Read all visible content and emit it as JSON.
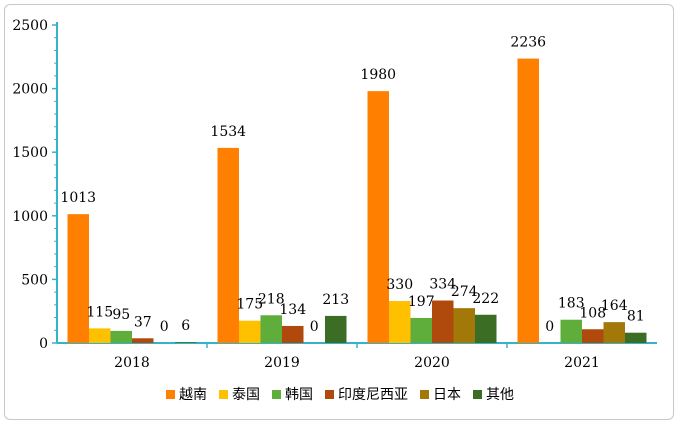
{
  "chart_data": {
    "type": "bar",
    "title": "",
    "xlabel": "",
    "ylabel": "",
    "ylim": [
      0,
      2500
    ],
    "yticks": [
      0,
      500,
      1000,
      1500,
      2000,
      2500
    ],
    "grid": false,
    "legend_position": "bottom",
    "categories": [
      "2018",
      "2019",
      "2020",
      "2021"
    ],
    "series": [
      {
        "name": "越南",
        "color": "#ff7f00",
        "values": [
          1013,
          1534,
          1980,
          2236
        ]
      },
      {
        "name": "泰国",
        "color": "#ffc000",
        "values": [
          115,
          175,
          330,
          0
        ]
      },
      {
        "name": "韩国",
        "color": "#5fad3a",
        "values": [
          95,
          218,
          197,
          183
        ]
      },
      {
        "name": "印度尼西亚",
        "color": "#b04a0c",
        "values": [
          37,
          134,
          334,
          108
        ]
      },
      {
        "name": "日本",
        "color": "#a27808",
        "values": [
          0,
          0,
          274,
          164
        ]
      },
      {
        "name": "其他",
        "color": "#3b6e24",
        "values": [
          6,
          213,
          222,
          81
        ]
      }
    ],
    "value_labels": [
      [
        "1013",
        "1534",
        "1980",
        "2236"
      ],
      [
        "115",
        "175",
        "330",
        "0"
      ],
      [
        "95",
        "218",
        "197",
        "183"
      ],
      [
        "37",
        "134",
        "334",
        "108"
      ],
      [
        "0",
        "0",
        "274",
        "164"
      ],
      [
        "6",
        "213",
        "222",
        "81"
      ]
    ]
  }
}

------------------------------------------------------------------------

◆ **Problem**
In the material above, find the lines that contain "name" and show them.

◆ **Answer below**
        "name": "越南",
        "name": "泰国",
        "name": "韩国",
        "name": "印度尼西亚",
        "name": "日本",
        "name": "其他",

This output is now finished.